● Stated task: Return all the entries exactly, keeping pictures out.

● Provided records:
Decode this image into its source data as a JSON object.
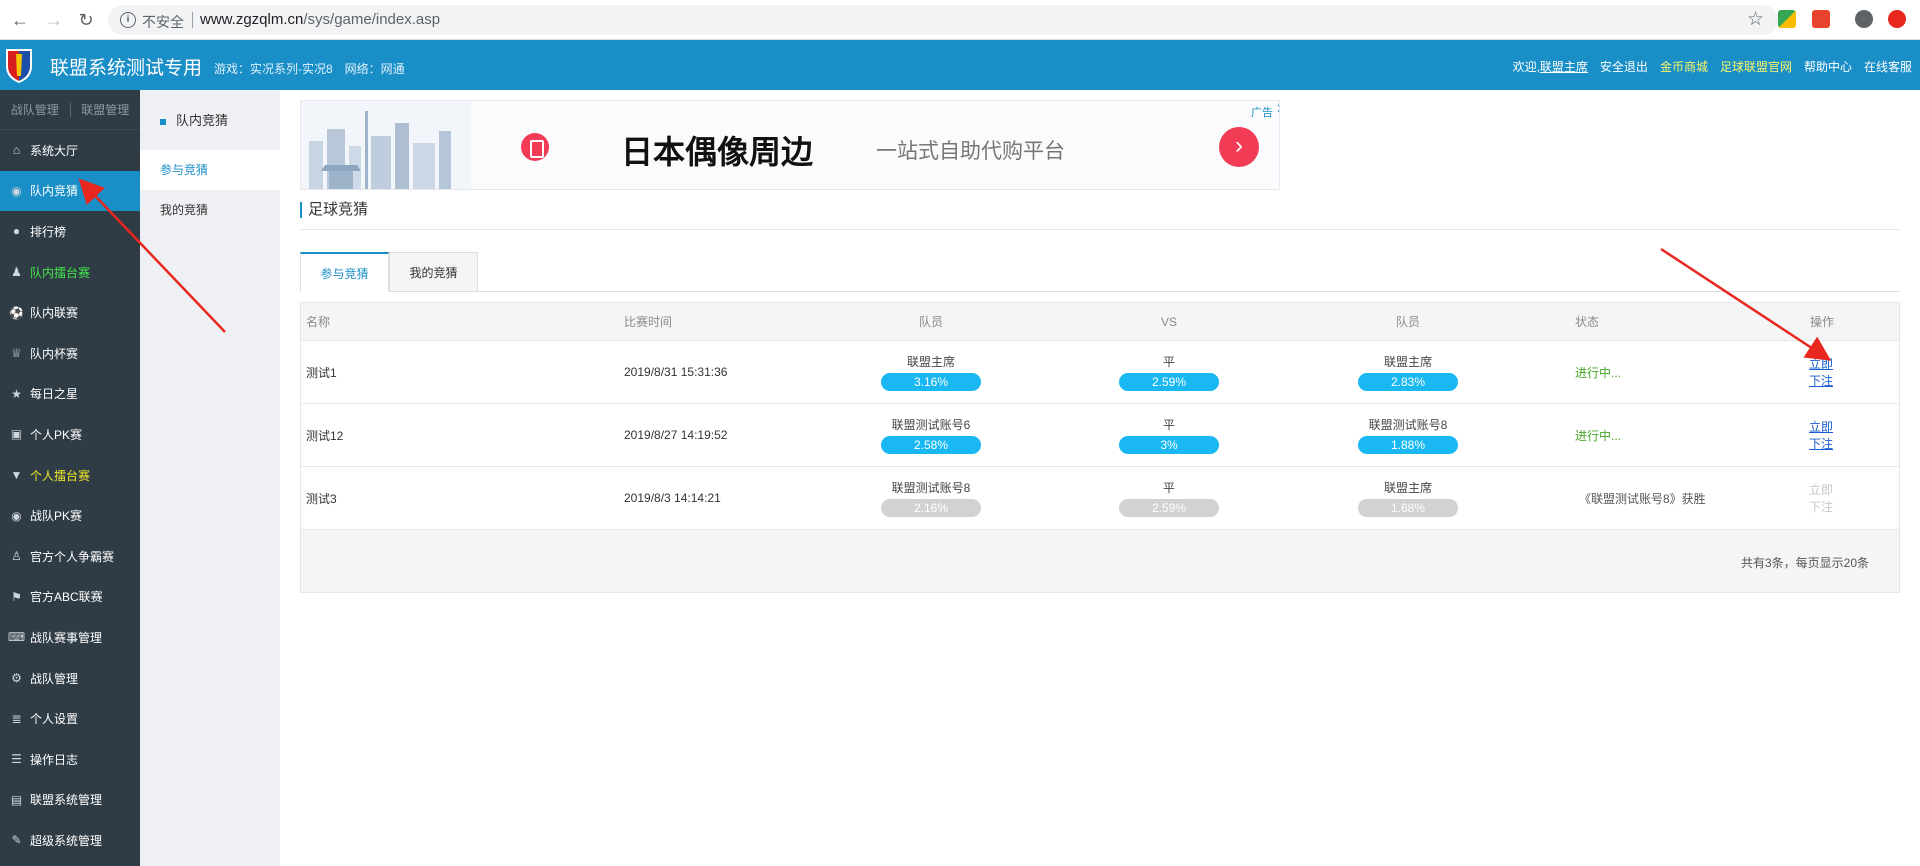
{
  "browser": {
    "insecure_label": "不安全",
    "url_host": "www.zgzqlm.cn",
    "url_path": "/sys/game/index.asp"
  },
  "header": {
    "site_title": "联盟系统测试专用",
    "game_info": "游戏：实况系列-实况8　网络：网通",
    "welcome": "欢迎,",
    "user": "联盟主席",
    "logout": "安全退出",
    "coin_mall": "金币商城",
    "official_site": "足球联盟官网",
    "help": "帮助中心",
    "support": "在线客服"
  },
  "sidebar": {
    "tabs": [
      "战队管理",
      "联盟管理"
    ],
    "items": [
      {
        "label": "系统大厅",
        "icon": "home-icon"
      },
      {
        "label": "队内竞猜",
        "icon": "pk-icon"
      },
      {
        "label": "排行榜",
        "icon": "bulb-icon"
      },
      {
        "label": "队内擂台赛",
        "icon": "group-icon"
      },
      {
        "label": "队内联赛",
        "icon": "ball-icon"
      },
      {
        "label": "队内杯赛",
        "icon": "trophy-icon"
      },
      {
        "label": "每日之星",
        "icon": "star-icon"
      },
      {
        "label": "个人PK赛",
        "icon": "pk-icon"
      },
      {
        "label": "个人擂台赛",
        "icon": "v-icon"
      },
      {
        "label": "战队PK赛",
        "icon": "pk-icon"
      },
      {
        "label": "官方个人争霸赛",
        "icon": "user-icon"
      },
      {
        "label": "官方ABC联赛",
        "icon": "flag-icon"
      },
      {
        "label": "战队赛事管理",
        "icon": "gamepad-icon"
      },
      {
        "label": "战队管理",
        "icon": "gear-icon"
      },
      {
        "label": "个人设置",
        "icon": "list-icon"
      },
      {
        "label": "操作日志",
        "icon": "log-icon"
      },
      {
        "label": "联盟系统管理",
        "icon": "doc-icon"
      },
      {
        "label": "超级系统管理",
        "icon": "wrench-icon"
      }
    ]
  },
  "subnav": {
    "heading": "队内竞猜",
    "items": [
      "参与竞猜",
      "我的竞猜"
    ]
  },
  "ad": {
    "headline": "日本偶像周边",
    "slogan": "一站式自助代购平台",
    "label": "广告"
  },
  "section": {
    "title": "足球竞猜",
    "tabs": [
      "参与竞猜",
      "我的竞猜"
    ]
  },
  "table": {
    "headers": [
      "名称",
      "比赛时间",
      "队员",
      "VS",
      "队员",
      "状态",
      "操作"
    ],
    "rows": [
      {
        "name": "测试1",
        "time": "2019/8/31 15:31:36",
        "p1": "联盟主席",
        "p1_pct": "3.16%",
        "vs": "平",
        "vs_pct": "2.59%",
        "p2": "联盟主席",
        "p2_pct": "2.83%",
        "status": "进行中...",
        "op": "立即下注"
      },
      {
        "name": "测试12",
        "time": "2019/8/27 14:19:52",
        "p1": "联盟测试账号6",
        "p1_pct": "2.58%",
        "vs": "平",
        "vs_pct": "3%",
        "p2": "联盟测试账号8",
        "p2_pct": "1.88%",
        "status": "进行中...",
        "op": "立即下注"
      },
      {
        "name": "测试3",
        "time": "2019/8/3 14:14:21",
        "p1": "联盟测试账号8",
        "p1_pct": "2.16%",
        "vs": "平",
        "vs_pct": "2.59%",
        "p2": "联盟主席",
        "p2_pct": "1.68%",
        "status": "《联盟测试账号8》获胜",
        "op": "立即下注"
      }
    ],
    "footer": "共有3条，每页显示20条"
  },
  "colors": {
    "accent": "#1a8ec6",
    "sidebar_bg": "#2f3b45",
    "pill_active": "#19b8f2",
    "pill_closed": "#d2d2d2",
    "status_green": "#44a827",
    "annotation_arrow": "#e8271f"
  }
}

● The completed task:
Decode this image into its source data as a JSON object.
{
  "browser": {
    "insecure_label": "不安全",
    "url_host": "www.zgzqlm.cn",
    "url_path": "/sys/game/index.asp"
  },
  "header": {
    "site_title": "联盟系统测试专用",
    "game_info": "游戏：实况系列-实况8　网络：网通",
    "welcome": "欢迎,",
    "user": "联盟主席",
    "logout": "安全退出",
    "coin_mall": "金币商城",
    "official_site": "足球联盟官网",
    "help": "帮助中心",
    "support": "在线客服"
  },
  "sidebar": {
    "tabs": [
      "战队管理",
      "联盟管理"
    ],
    "items": [
      {
        "label": "系统大厅",
        "icon": "home-icon"
      },
      {
        "label": "队内竞猜",
        "icon": "pk-icon"
      },
      {
        "label": "排行榜",
        "icon": "bulb-icon"
      },
      {
        "label": "队内擂台赛",
        "icon": "group-icon"
      },
      {
        "label": "队内联赛",
        "icon": "ball-icon"
      },
      {
        "label": "队内杯赛",
        "icon": "trophy-icon"
      },
      {
        "label": "每日之星",
        "icon": "star-icon"
      },
      {
        "label": "个人PK赛",
        "icon": "pk-icon"
      },
      {
        "label": "个人擂台赛",
        "icon": "v-icon"
      },
      {
        "label": "战队PK赛",
        "icon": "pk-icon"
      },
      {
        "label": "官方个人争霸赛",
        "icon": "user-icon"
      },
      {
        "label": "官方ABC联赛",
        "icon": "flag-icon"
      },
      {
        "label": "战队赛事管理",
        "icon": "gamepad-icon"
      },
      {
        "label": "战队管理",
        "icon": "gear-icon"
      },
      {
        "label": "个人设置",
        "icon": "list-icon"
      },
      {
        "label": "操作日志",
        "icon": "log-icon"
      },
      {
        "label": "联盟系统管理",
        "icon": "doc-icon"
      },
      {
        "label": "超级系统管理",
        "icon": "wrench-icon"
      }
    ]
  },
  "subnav": {
    "heading": "队内竞猜",
    "items": [
      "参与竞猜",
      "我的竞猜"
    ]
  },
  "ad": {
    "headline": "日本偶像周边",
    "slogan": "一站式自助代购平台",
    "label": "广告"
  },
  "section": {
    "title": "足球竞猜",
    "tabs": [
      "参与竞猜",
      "我的竞猜"
    ]
  },
  "table": {
    "headers": [
      "名称",
      "比赛时间",
      "队员",
      "VS",
      "队员",
      "状态",
      "操作"
    ],
    "rows": [
      {
        "name": "测试1",
        "time": "2019/8/31 15:31:36",
        "p1": "联盟主席",
        "p1_pct": "3.16%",
        "vs": "平",
        "vs_pct": "2.59%",
        "p2": "联盟主席",
        "p2_pct": "2.83%",
        "status": "进行中...",
        "op": "立即下注"
      },
      {
        "name": "测试12",
        "time": "2019/8/27 14:19:52",
        "p1": "联盟测试账号6",
        "p1_pct": "2.58%",
        "vs": "平",
        "vs_pct": "3%",
        "p2": "联盟测试账号8",
        "p2_pct": "1.88%",
        "status": "进行中...",
        "op": "立即下注"
      },
      {
        "name": "测试3",
        "time": "2019/8/3 14:14:21",
        "p1": "联盟测试账号8",
        "p1_pct": "2.16%",
        "vs": "平",
        "vs_pct": "2.59%",
        "p2": "联盟主席",
        "p2_pct": "1.68%",
        "status": "《联盟测试账号8》获胜",
        "op": "立即下注"
      }
    ],
    "footer": "共有3条，每页显示20条"
  },
  "colors": {
    "accent": "#1a8ec6",
    "sidebar_bg": "#2f3b45",
    "pill_active": "#19b8f2",
    "pill_closed": "#d2d2d2",
    "status_green": "#44a827",
    "annotation_arrow": "#e8271f"
  }
}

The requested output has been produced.